§ **Written problem**
Which lines include the word "його"? Copy each of them.

Collected data:
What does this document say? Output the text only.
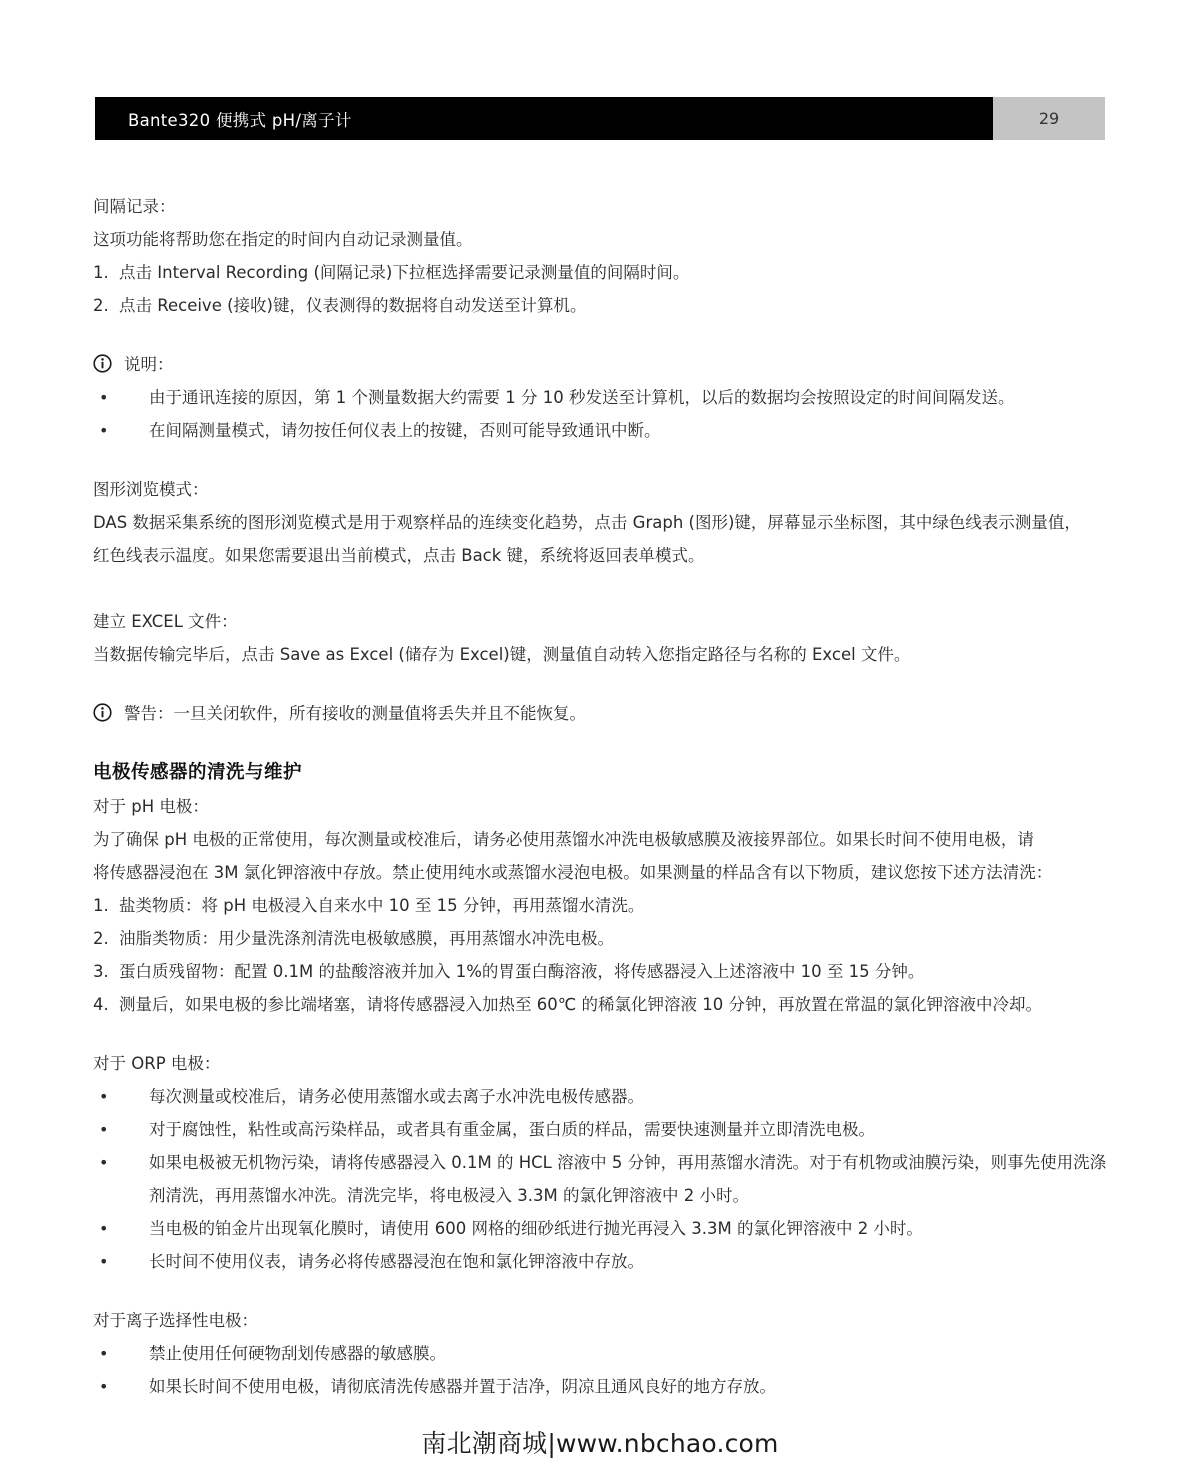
Bante320 便携式 pH/离子计	29
间隔记录：
这项功能将帮助您在指定的时间内自动记录测量值。
1. 点击 Interval Recording (间隔记录)下拉框选择需要记录测量值的间隔时间。
2. 点击 Receive (接收)键，仪表测得的数据将自动发送至计算机。
说明：
• 由于通讯连接的原因，第 1 个测量数据大约需要 1 分 10 秒发送至计算机，以后的数据均会按照设定的时间间隔发送。
• 在间隔测量模式，请勿按任何仪表上的按键，否则可能导致通讯中断。
图形浏览模式：
DAS 数据采集系统的图形浏览模式是用于观察样品的连续变化趋势，点击 Graph (图形)键，屏幕显示坐标图，其中绿色线表示测量值，
红色线表示温度。如果您需要退出当前模式，点击 Back 键，系统将返回表单模式。
建立 EXCEL 文件：
当数据传输完毕后，点击 Save as Excel (储存为 Excel)键，测量值自动转入您指定路径与名称的 Excel 文件。
警告：一旦关闭软件，所有接收的测量值将丢失并且不能恢复。
电极传感器的清洗与维护
对于 pH 电极：
为了确保 pH 电极的正常使用，每次测量或校准后，请务必使用蒸馏水冲洗电极敏感膜及液接界部位。如果长时间不使用电极，请
将传感器浸泡在 3M 氯化钾溶液中存放。禁止使用纯水或蒸馏水浸泡电极。如果测量的样品含有以下物质，建议您按下述方法清洗：
1. 盐类物质：将 pH 电极浸入自来水中 10 至 15 分钟，再用蒸馏水清洗。
2. 油脂类物质：用少量洗涤剂清洗电极敏感膜，再用蒸馏水冲洗电极。
3. 蛋白质残留物：配置 0.1M 的盐酸溶液并加入 1%的胃蛋白酶溶液，将传感器浸入上述溶液中 10 至 15 分钟。
4. 测量后，如果电极的参比端堵塞，请将传感器浸入加热至 60℃ 的稀氯化钾溶液 10 分钟，再放置在常温的氯化钾溶液中冷却。
对于 ORP 电极：
• 每次测量或校准后，请务必使用蒸馏水或去离子水冲洗电极传感器。
• 对于腐蚀性，粘性或高污染样品，或者具有重金属，蛋白质的样品，需要快速测量并立即清洗电极。
• 如果电极被无机物污染，请将传感器浸入 0.1M 的 HCL 溶液中 5 分钟，再用蒸馏水清洗。对于有机物或油膜污染，则事先使用洗涤剂清洗，再用蒸馏水冲洗。清洗完毕，将电极浸入 3.3M 的氯化钾溶液中 2 小时。
• 当电极的铂金片出现氧化膜时，请使用 600 网格的细砂纸进行抛光再浸入 3.3M 的氯化钾溶液中 2 小时。
• 长时间不使用仪表，请务必将传感器浸泡在饱和氯化钾溶液中存放。
对于离子选择性电极：
• 禁止使用任何硬物刮划传感器的敏感膜。
• 如果长时间不使用电极，请彻底清洗传感器并置于洁净，阴凉且通风良好的地方存放。
南北潮商城|www.nbchao.com
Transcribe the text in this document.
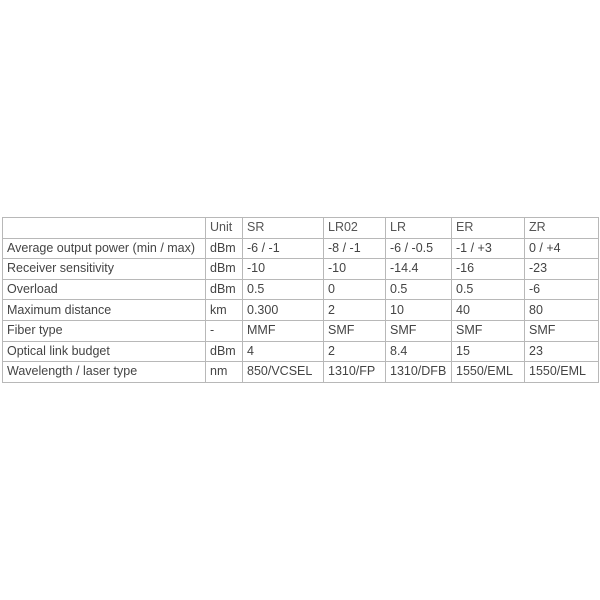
	Unit	SR	LR02	LR	ER	ZR
Average output power (min / max)	dBm	-6 / -1	-8 / -1	-6 / -0.5	-1 / +3	0 / +4
Receiver sensitivity	dBm	-10	-10	-14.4	-16	-23
Overload	dBm	0.5	0	0.5	0.5	-6
Maximum distance	km	0.300	2	10	40	80
Fiber type	-	MMF	SMF	SMF	SMF	SMF
Optical link budget	dBm	4	2	8.4	15	23
Wavelength / laser type	nm	850/VCSEL	1310/FP	1310/DFB	1550/EML	1550/EML
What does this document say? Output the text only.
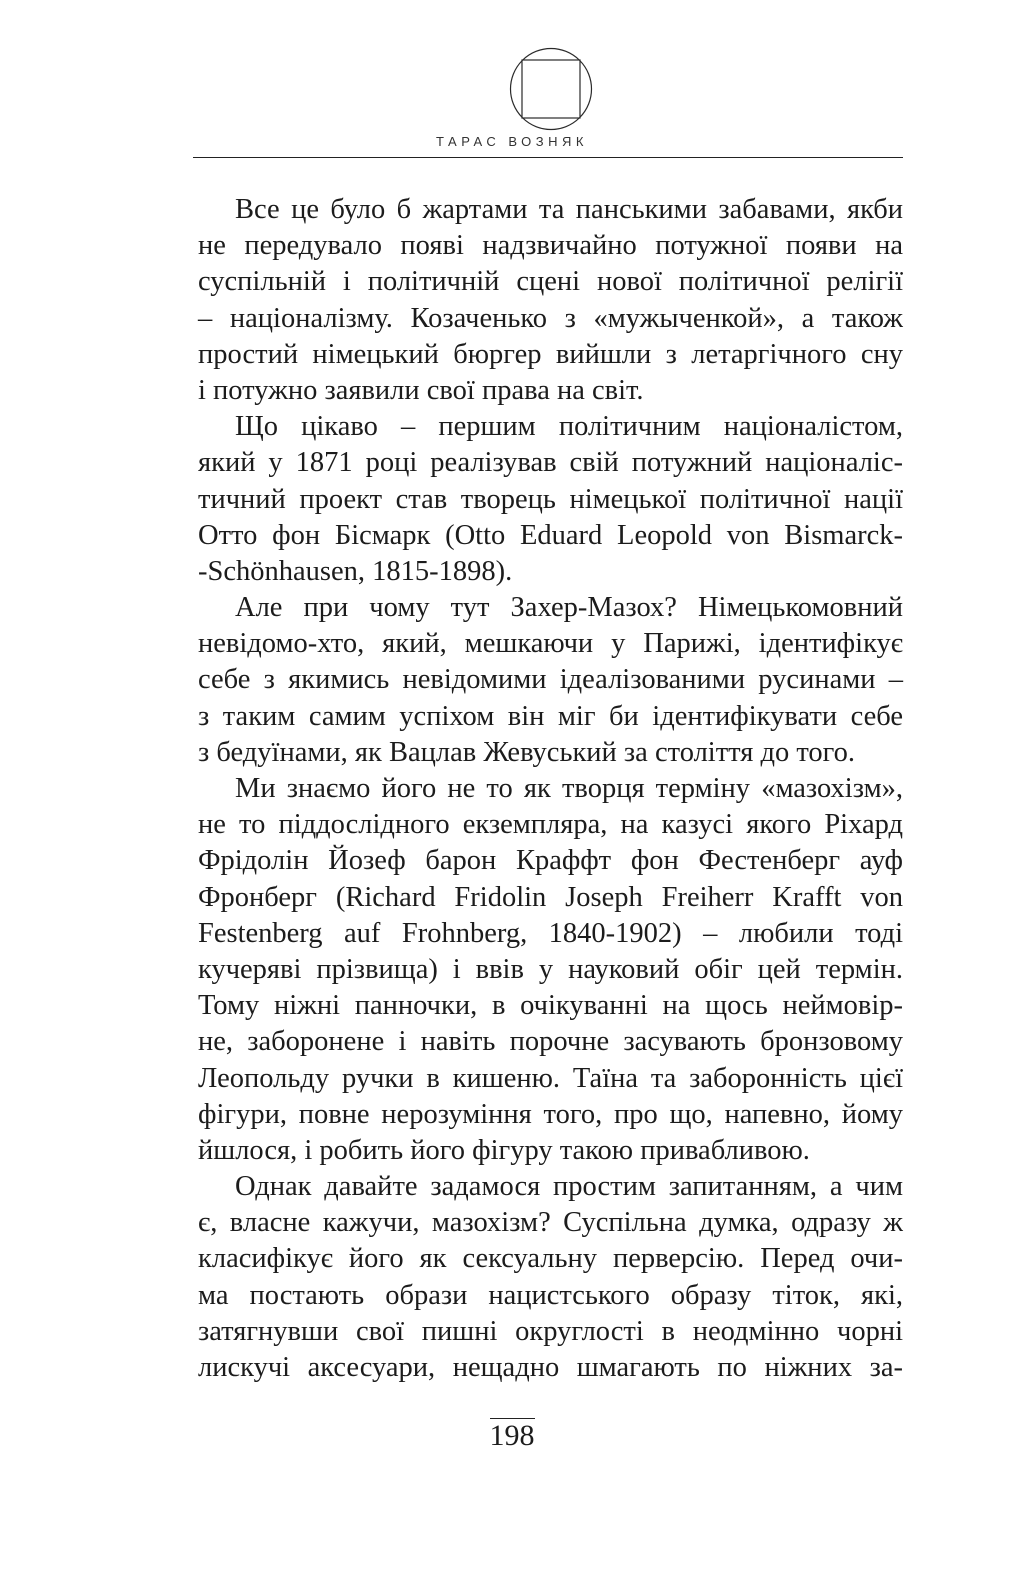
ТАРАС ВОЗНЯК
Все це було б жартами та панськими забавами, якби
не передувало появі надзвичайно потужної появи на
суспільній і політичній сцені нової політичної релігії
– націоналізму. Козаченько з «мужыченкой», а також
простий німецький бюргер вийшли з летаргічного сну
і потужно заявили свої права на світ.
Що цікаво – першим політичним націоналістом,
який у 1871 році реалізував свій потужний націоналіс-
тичний проект став творець німецької політичної нації
Отто фон Бісмарк (Otto Eduard Leopold von Bismarck-
-Schönhausen, 1815-1898).
Але при чому тут Захер-Мазох? Німецькомовний
невідомо-хто, який, мешкаючи у Парижі, ідентифікує
себе з якимись невідомими ідеалізованими русинами –
з таким самим успіхом він міг би ідентифікувати себе
з бедуїнами, як Вацлав Жевуський за століття до того.
Ми знаємо його не то як творця терміну «мазохізм»,
не то піддослідного екземпляра, на казусі якого Ріхард
Фрідолін Йозеф барон Краффт фон Фестенберг ауф
Фронберг (Richard Fridolin Joseph Freiherr Krafft von
Festenberg auf Frohnberg, 1840-1902) – любили тоді
кучеряві прізвища) і ввів у науковий обіг цей термін.
Тому ніжні панночки, в очікуванні на щось неймовір-
не, заборонене і навіть порочне засувають бронзовому
Леопольду ручки в кишеню. Таїна та заборонність цієї
фігури, повне нерозуміння того, про що, напевно, йому
йшлося, і робить його фігуру такою привабливою.
Однак давайте задамося простим запитанням, а чим
є, власне кажучи, мазохізм? Суспільна думка, одразу ж
класифікує його як сексуальну перверсію. Перед очи-
ма постають образи нацистського образу тіток, які,
затягнувши свої пишні округлості в неодмінно чорні
лискучі аксесуари, нещадно шмагають по ніжних за-
198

§ **Response to this exercise**
Ми знаємо його не то як творця терміну «мазохізм»,
йшлося, і робить його фігуру такою привабливою.
класифікує його як сексуальну перверсію. Перед очи-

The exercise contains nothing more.